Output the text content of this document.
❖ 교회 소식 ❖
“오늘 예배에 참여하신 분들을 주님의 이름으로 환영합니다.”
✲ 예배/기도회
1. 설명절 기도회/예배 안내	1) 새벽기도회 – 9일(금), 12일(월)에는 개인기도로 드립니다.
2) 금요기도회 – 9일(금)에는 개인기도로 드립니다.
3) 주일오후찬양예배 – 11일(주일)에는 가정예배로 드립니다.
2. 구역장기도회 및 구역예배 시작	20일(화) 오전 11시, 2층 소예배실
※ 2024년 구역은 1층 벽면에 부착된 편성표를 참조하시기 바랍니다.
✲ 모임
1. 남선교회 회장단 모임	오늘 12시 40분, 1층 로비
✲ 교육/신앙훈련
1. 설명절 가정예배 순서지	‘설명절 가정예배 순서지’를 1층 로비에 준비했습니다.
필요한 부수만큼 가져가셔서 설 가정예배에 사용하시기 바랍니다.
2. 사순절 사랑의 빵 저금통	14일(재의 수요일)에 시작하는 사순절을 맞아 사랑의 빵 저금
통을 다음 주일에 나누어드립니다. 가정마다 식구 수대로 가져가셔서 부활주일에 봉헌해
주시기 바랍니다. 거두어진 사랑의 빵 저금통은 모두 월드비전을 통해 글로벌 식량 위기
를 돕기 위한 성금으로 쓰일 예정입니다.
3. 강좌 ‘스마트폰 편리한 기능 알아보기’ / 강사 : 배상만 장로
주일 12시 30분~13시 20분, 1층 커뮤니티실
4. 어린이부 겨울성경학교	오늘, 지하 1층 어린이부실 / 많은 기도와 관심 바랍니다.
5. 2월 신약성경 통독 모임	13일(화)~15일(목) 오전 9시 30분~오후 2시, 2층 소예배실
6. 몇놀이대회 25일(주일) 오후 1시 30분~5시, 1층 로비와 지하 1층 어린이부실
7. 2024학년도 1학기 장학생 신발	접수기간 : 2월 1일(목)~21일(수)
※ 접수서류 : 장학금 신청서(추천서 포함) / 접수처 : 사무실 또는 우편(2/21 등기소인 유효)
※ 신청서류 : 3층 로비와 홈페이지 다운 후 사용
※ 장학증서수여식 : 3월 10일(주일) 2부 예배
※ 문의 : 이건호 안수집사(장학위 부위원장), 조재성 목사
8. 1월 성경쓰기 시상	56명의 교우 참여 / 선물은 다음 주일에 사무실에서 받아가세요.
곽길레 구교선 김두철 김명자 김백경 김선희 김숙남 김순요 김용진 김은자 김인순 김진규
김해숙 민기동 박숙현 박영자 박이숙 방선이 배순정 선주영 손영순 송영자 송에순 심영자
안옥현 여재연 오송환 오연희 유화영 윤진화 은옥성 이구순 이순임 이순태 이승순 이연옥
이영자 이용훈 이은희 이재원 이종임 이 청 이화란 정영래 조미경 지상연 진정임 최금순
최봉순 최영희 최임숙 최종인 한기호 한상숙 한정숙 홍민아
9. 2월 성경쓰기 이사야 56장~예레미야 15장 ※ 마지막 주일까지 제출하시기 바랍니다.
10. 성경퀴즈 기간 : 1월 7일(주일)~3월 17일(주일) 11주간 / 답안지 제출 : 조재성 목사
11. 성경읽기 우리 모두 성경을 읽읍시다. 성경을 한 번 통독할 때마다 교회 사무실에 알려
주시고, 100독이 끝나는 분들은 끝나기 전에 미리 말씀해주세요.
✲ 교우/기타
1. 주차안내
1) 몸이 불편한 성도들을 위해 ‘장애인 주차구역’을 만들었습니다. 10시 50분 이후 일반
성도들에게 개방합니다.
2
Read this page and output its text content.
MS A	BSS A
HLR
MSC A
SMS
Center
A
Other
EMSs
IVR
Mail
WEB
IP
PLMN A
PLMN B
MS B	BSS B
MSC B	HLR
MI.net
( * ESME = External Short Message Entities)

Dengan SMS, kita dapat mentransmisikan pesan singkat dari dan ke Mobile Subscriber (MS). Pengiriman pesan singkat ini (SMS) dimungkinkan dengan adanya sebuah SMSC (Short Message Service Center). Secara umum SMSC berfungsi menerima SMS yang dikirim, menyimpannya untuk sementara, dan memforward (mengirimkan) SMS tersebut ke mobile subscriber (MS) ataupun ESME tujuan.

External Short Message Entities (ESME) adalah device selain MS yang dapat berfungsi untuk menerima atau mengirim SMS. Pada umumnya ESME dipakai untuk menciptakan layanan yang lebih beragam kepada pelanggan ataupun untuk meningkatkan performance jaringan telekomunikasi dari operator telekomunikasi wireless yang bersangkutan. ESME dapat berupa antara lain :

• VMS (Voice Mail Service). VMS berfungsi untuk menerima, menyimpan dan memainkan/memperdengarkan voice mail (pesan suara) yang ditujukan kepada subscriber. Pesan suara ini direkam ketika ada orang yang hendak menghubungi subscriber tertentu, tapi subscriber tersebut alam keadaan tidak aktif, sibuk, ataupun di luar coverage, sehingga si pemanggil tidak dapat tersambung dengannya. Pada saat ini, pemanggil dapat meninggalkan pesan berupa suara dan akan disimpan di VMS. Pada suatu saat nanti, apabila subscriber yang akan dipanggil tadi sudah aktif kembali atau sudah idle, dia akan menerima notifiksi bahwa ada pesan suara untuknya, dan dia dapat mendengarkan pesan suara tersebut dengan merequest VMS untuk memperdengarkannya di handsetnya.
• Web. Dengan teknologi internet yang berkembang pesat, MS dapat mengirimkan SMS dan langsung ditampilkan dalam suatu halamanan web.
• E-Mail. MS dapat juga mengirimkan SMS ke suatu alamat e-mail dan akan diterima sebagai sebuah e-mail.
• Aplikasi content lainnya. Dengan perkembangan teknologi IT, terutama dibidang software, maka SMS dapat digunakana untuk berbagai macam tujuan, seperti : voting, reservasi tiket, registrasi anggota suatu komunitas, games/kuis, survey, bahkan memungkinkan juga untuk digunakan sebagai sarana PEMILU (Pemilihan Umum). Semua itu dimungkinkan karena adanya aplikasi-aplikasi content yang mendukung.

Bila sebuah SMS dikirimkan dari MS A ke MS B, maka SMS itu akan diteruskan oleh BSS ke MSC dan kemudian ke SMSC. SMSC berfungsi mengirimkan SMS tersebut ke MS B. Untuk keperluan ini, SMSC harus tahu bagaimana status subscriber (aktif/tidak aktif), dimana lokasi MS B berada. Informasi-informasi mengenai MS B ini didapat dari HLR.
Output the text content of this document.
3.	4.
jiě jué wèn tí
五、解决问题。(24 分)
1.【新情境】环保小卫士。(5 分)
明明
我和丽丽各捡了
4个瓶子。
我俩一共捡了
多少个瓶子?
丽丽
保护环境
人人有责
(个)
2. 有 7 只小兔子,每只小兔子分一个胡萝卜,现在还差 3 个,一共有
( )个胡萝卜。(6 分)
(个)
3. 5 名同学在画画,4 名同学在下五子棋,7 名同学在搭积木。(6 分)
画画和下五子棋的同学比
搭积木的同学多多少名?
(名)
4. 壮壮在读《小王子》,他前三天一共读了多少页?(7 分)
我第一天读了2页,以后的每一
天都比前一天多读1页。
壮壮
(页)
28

▬▬▬▬▬▬▬▬▬▬

Work required: Copy each line in the data that holds the word "mengirimkan".

Answer to this exercise:
Dengan SMS, kita dapat mentransmisikan pesan singkat dari dan ke Mobile Subscriber (MS). Pengiriman pesan singkat ini (SMS) dimungkinkan dengan adanya sebuah SMSC (Short Message Service Center). Secara umum SMSC berfungsi menerima SMS yang dikirim, menyimpannya untuk sementara, dan memforward (mengirimkan) SMS tersebut ke mobile subscriber (MS) ataupun ESME tujuan.
• Web. Dengan teknologi internet yang berkembang pesat, MS dapat mengirimkan SMS dan langsung ditampilkan dalam suatu halamanan web.
• E-Mail. MS dapat juga mengirimkan SMS ke suatu alamat e-mail dan akan diterima sebagai sebuah e-mail.
Bila sebuah SMS dikirimkan dari MS A ke MS B, maka SMS itu akan diteruskan oleh BSS ke MSC dan kemudian ke SMSC. SMSC berfungsi mengirimkan SMS tersebut ke MS B. Untuk keperluan ini, SMSC harus tahu bagaimana status subscriber (aktif/tidak aktif), dimana lokasi MS B berada. Informasi-informasi mengenai MS B ini didapat dari HLR.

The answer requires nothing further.